┏━━
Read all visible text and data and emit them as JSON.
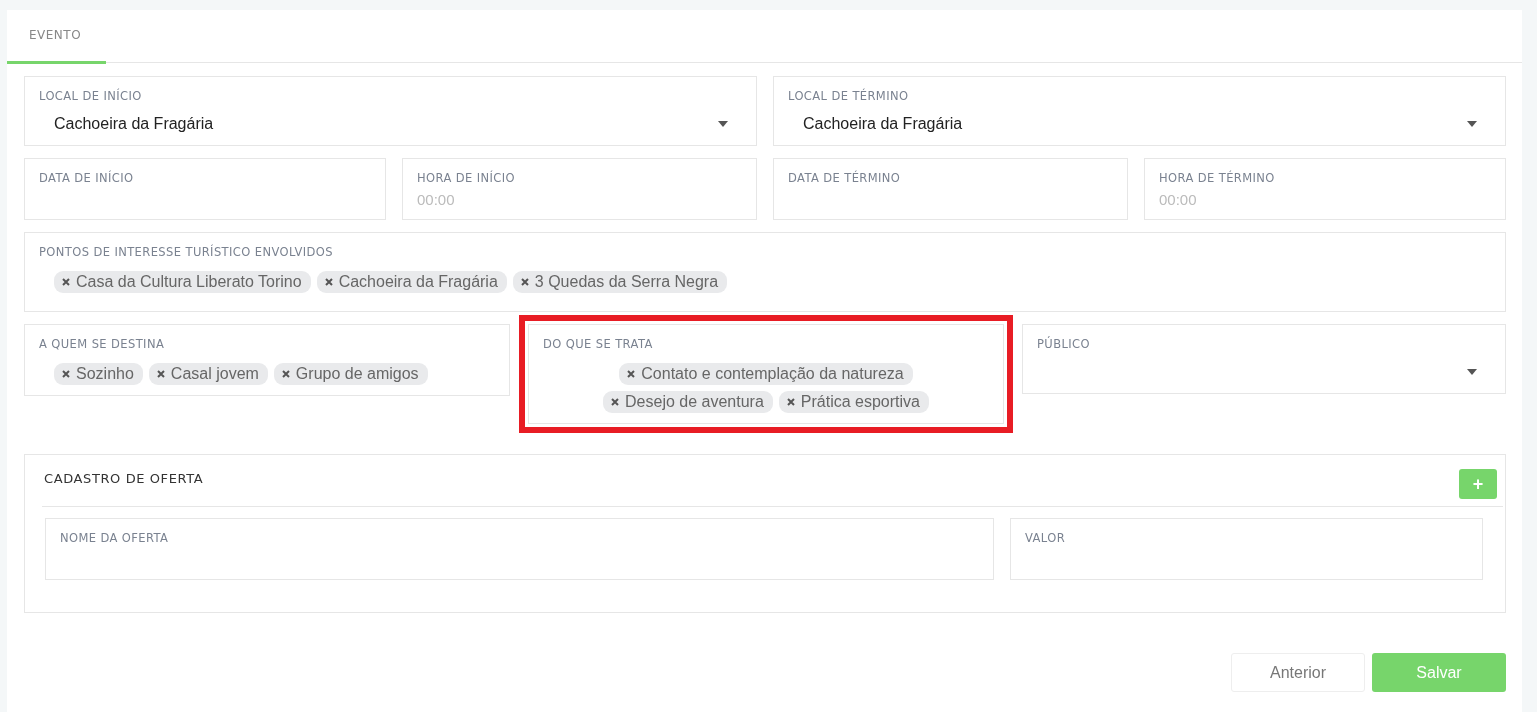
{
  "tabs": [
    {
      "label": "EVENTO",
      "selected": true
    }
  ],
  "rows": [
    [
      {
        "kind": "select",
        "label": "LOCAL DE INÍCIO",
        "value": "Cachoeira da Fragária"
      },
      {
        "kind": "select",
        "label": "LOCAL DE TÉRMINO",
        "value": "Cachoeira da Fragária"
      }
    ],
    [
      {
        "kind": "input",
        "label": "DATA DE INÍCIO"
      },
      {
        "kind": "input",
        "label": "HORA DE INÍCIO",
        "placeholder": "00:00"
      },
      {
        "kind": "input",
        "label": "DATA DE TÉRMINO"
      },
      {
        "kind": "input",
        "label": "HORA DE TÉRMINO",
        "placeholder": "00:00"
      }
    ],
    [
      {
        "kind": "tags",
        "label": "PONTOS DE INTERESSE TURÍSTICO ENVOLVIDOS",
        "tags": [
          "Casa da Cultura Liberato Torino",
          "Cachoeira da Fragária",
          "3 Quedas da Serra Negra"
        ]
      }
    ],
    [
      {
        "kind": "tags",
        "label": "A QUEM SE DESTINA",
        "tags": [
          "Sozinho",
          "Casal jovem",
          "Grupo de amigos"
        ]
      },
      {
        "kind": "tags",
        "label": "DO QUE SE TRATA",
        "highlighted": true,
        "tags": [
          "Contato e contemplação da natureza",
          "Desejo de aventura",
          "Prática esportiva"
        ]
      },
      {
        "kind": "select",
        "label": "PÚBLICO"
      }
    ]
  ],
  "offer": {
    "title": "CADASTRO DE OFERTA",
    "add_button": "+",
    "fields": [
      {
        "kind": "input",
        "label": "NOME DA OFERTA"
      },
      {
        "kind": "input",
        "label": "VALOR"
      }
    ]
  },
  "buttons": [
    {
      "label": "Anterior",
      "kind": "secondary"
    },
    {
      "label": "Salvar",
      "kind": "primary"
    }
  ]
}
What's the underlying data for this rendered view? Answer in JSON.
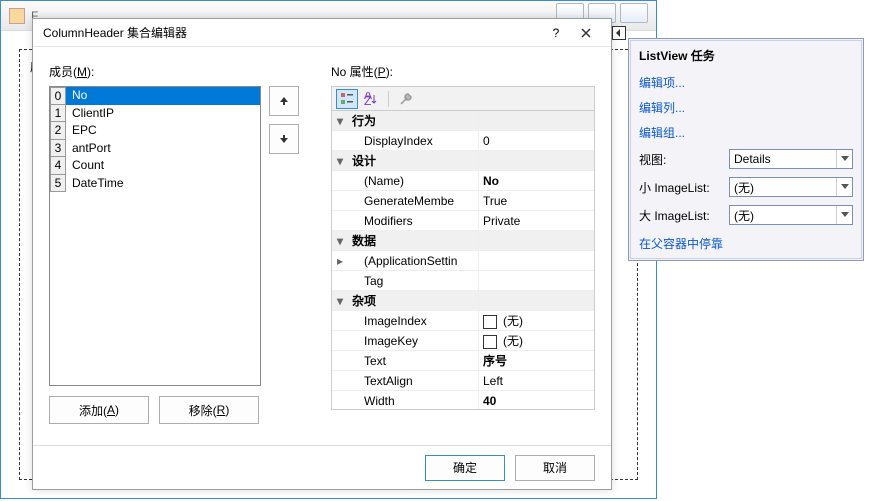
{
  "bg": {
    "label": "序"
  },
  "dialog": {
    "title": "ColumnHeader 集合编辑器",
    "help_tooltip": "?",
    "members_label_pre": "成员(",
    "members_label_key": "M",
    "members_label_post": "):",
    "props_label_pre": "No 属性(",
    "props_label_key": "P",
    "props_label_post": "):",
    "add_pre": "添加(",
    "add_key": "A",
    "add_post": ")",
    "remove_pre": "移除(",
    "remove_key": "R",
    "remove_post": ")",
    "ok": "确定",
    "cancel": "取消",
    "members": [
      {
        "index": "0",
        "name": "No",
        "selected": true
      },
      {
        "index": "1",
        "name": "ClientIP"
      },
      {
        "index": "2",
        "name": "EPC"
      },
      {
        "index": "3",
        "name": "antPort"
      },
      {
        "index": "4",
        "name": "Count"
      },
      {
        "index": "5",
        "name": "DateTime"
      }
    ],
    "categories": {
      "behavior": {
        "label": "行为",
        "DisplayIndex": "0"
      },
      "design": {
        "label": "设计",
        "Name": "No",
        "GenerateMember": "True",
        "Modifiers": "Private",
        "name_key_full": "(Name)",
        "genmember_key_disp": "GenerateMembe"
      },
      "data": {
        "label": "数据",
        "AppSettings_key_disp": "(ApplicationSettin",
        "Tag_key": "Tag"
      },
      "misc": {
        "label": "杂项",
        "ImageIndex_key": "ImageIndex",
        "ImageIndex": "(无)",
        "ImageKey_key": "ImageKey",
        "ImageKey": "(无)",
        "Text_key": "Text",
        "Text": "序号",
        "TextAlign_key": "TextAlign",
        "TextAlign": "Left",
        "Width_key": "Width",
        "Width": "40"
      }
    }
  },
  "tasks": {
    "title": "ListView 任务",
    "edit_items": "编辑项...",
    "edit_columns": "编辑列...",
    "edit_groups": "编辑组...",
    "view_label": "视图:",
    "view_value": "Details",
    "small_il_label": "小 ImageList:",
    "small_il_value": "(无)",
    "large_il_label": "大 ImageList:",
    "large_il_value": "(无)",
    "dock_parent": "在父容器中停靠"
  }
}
┗━━
┏━━
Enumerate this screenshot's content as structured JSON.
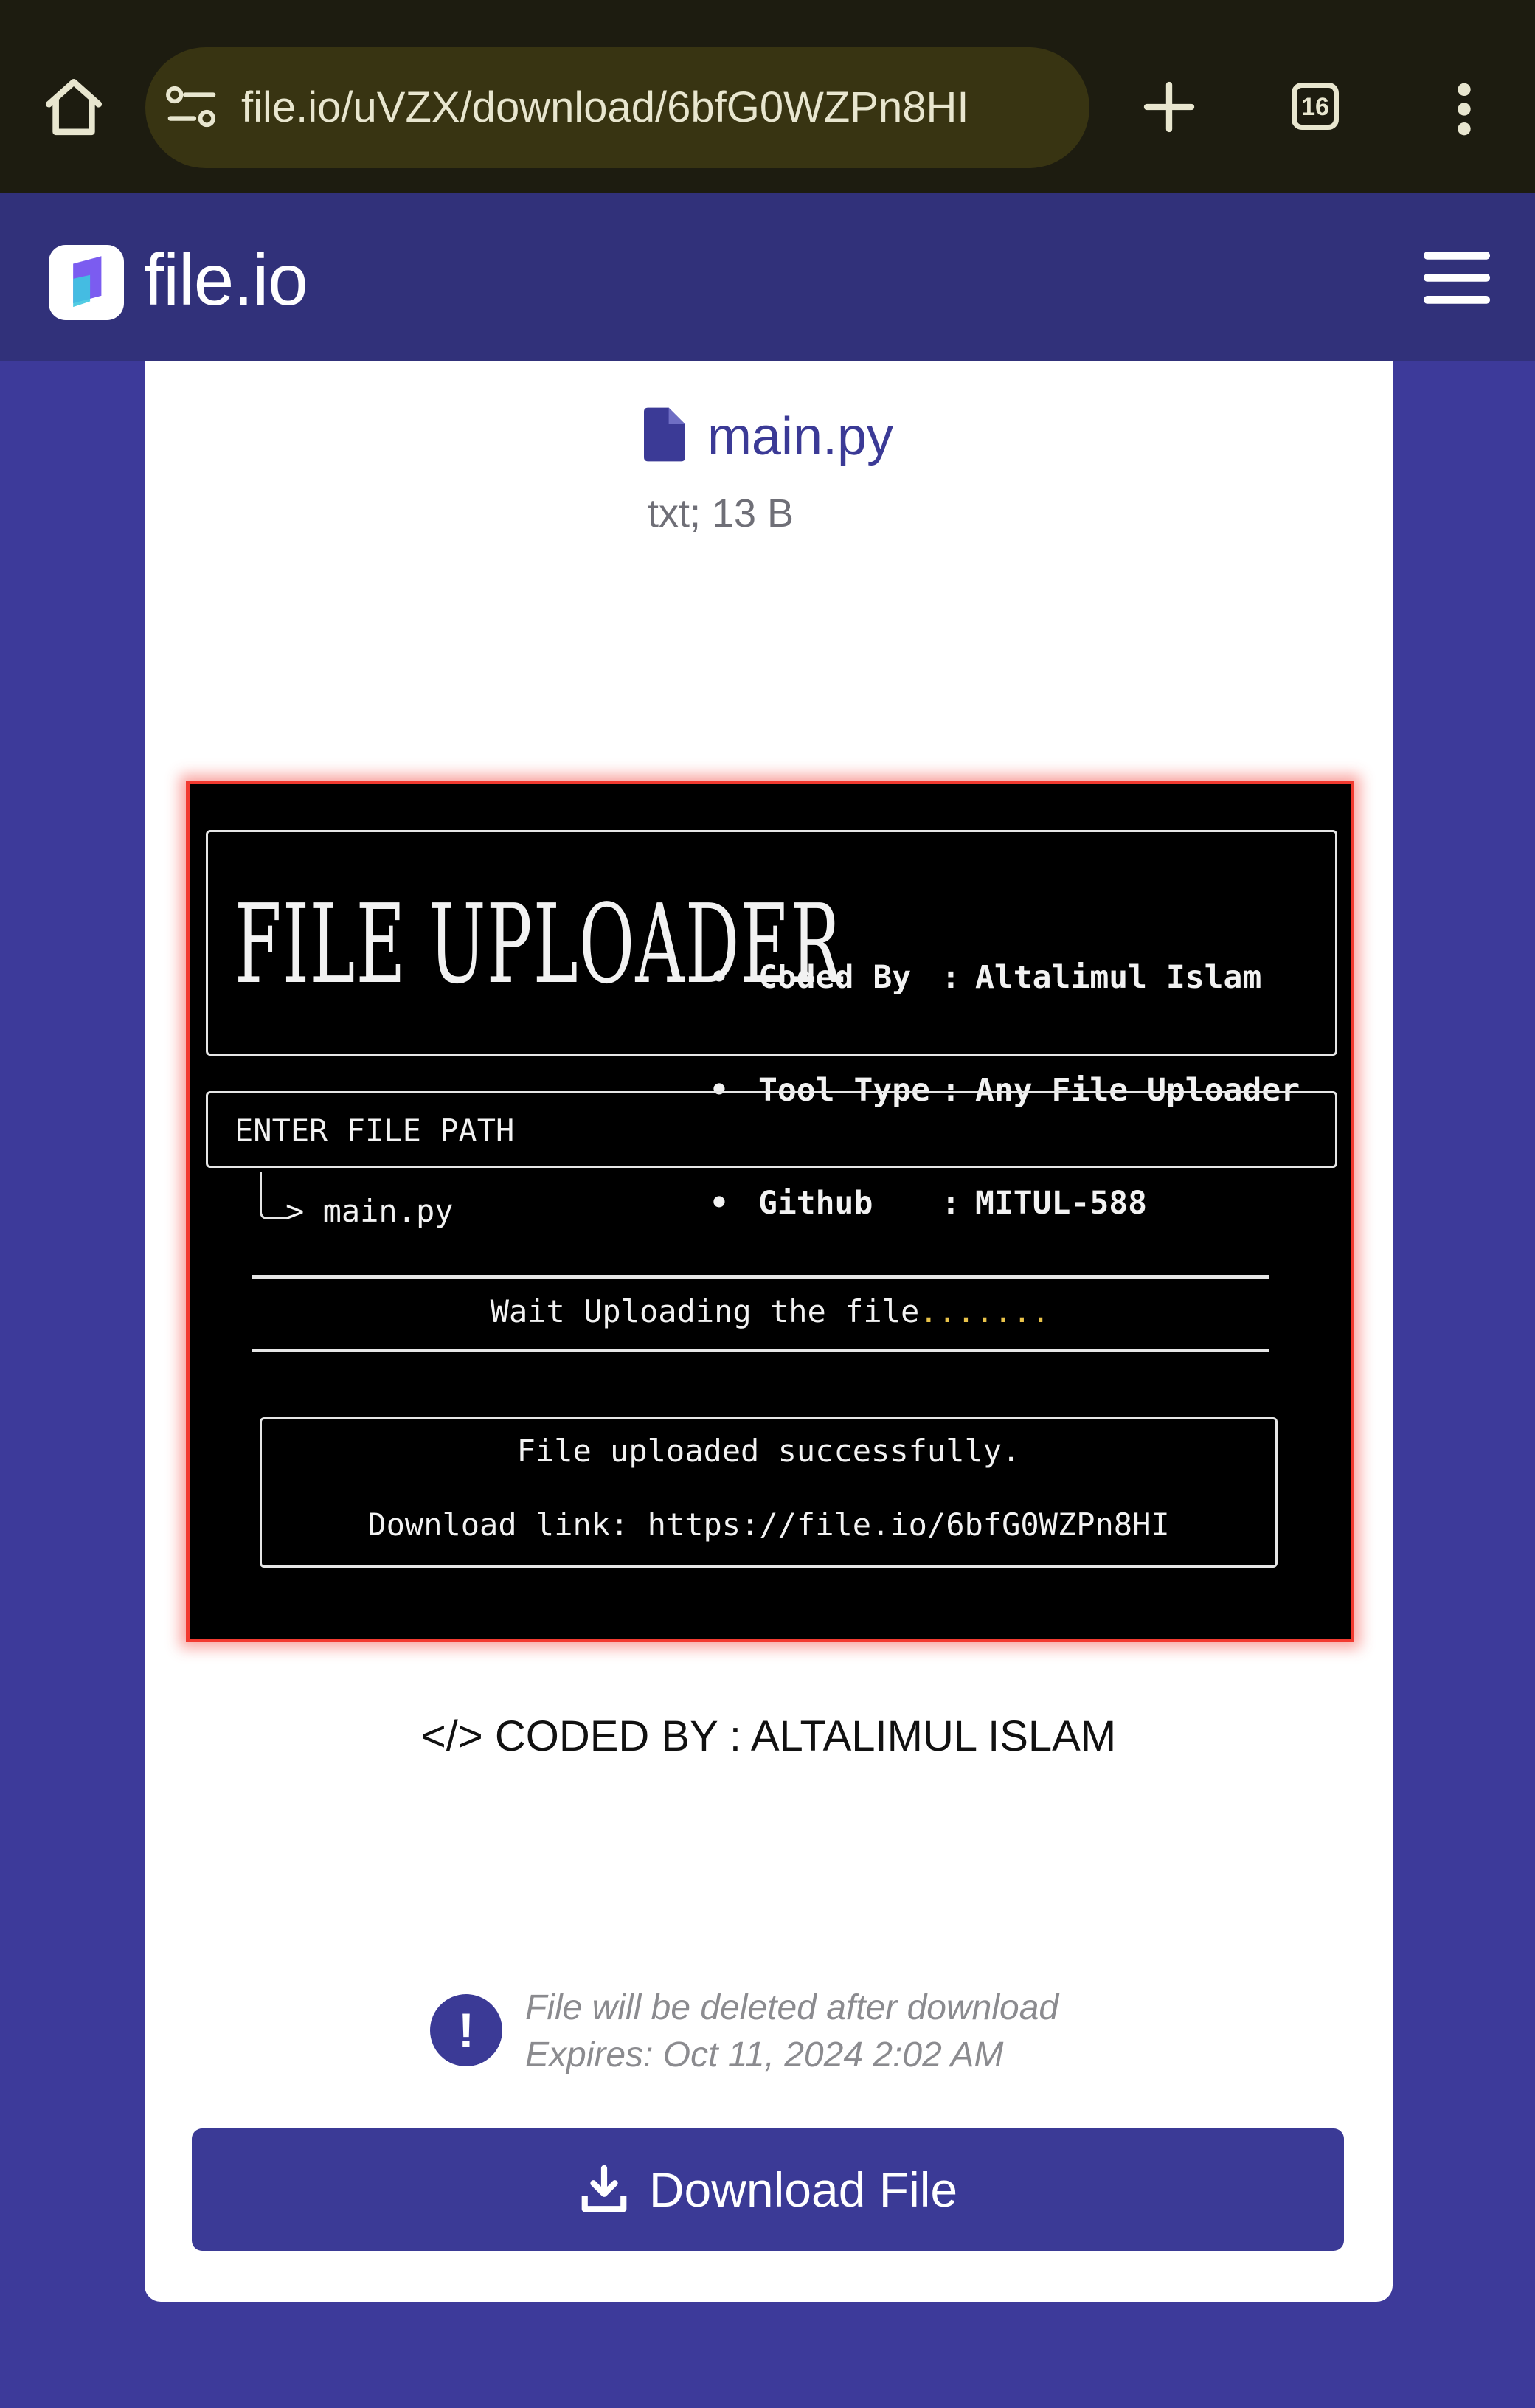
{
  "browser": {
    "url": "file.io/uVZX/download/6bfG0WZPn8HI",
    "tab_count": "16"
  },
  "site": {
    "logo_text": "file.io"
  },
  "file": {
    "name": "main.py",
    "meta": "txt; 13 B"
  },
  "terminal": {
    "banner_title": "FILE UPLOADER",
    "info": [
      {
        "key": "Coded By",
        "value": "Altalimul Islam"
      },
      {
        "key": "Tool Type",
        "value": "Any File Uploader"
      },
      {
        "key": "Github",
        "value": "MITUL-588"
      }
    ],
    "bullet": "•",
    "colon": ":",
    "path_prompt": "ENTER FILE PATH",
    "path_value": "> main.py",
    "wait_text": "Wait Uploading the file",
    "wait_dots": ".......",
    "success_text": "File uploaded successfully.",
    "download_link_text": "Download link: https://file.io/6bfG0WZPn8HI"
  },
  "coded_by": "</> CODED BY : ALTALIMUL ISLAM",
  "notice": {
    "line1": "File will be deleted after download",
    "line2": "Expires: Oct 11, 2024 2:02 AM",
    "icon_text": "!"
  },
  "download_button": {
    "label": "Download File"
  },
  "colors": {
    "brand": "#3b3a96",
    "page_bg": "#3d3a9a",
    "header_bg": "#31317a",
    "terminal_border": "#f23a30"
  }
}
┗━━
┏━━
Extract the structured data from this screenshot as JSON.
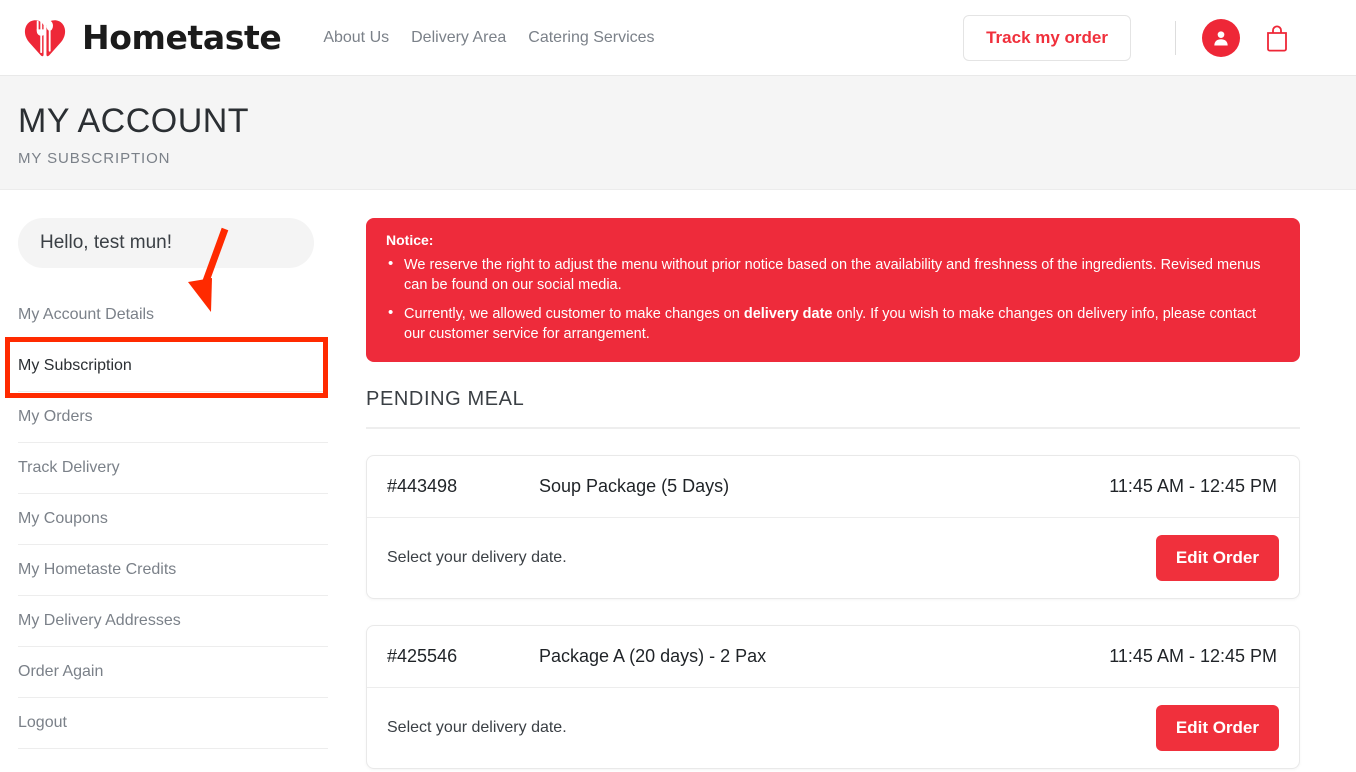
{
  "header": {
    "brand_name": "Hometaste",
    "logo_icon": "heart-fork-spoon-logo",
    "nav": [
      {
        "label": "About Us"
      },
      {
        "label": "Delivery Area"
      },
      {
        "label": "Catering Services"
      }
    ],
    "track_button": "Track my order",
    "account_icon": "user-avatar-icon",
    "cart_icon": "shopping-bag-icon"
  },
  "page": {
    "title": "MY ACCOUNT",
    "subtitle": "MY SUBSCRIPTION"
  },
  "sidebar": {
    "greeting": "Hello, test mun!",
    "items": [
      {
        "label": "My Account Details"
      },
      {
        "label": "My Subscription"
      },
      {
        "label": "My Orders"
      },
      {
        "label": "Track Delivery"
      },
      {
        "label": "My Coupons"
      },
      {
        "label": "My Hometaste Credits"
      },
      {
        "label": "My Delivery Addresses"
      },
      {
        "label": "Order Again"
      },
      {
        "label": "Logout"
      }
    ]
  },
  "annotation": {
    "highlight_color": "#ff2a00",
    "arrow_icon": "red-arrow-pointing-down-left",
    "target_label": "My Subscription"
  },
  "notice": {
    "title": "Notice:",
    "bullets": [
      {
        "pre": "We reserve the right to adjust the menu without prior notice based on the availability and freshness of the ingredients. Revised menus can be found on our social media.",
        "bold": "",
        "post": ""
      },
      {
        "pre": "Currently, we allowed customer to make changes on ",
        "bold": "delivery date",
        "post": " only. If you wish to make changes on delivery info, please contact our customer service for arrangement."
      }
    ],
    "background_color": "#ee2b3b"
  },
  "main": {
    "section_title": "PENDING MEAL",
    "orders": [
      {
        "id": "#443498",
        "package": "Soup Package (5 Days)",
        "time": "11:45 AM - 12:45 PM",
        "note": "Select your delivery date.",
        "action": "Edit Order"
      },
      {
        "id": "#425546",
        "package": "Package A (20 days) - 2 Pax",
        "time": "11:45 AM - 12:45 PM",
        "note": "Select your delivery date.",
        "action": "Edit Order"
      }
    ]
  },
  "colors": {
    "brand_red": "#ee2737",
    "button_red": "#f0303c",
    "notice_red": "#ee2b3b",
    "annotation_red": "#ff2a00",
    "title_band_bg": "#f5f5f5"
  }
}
┗━━
- _Set problem_
Select all lines in the listing that include the word "changes".

- _Exercise answer_
        "pre": "Currently, we allowed customer to make changes on ",
        "post": " only. If you wish to make changes on delivery info, please contact our customer service for arrangement."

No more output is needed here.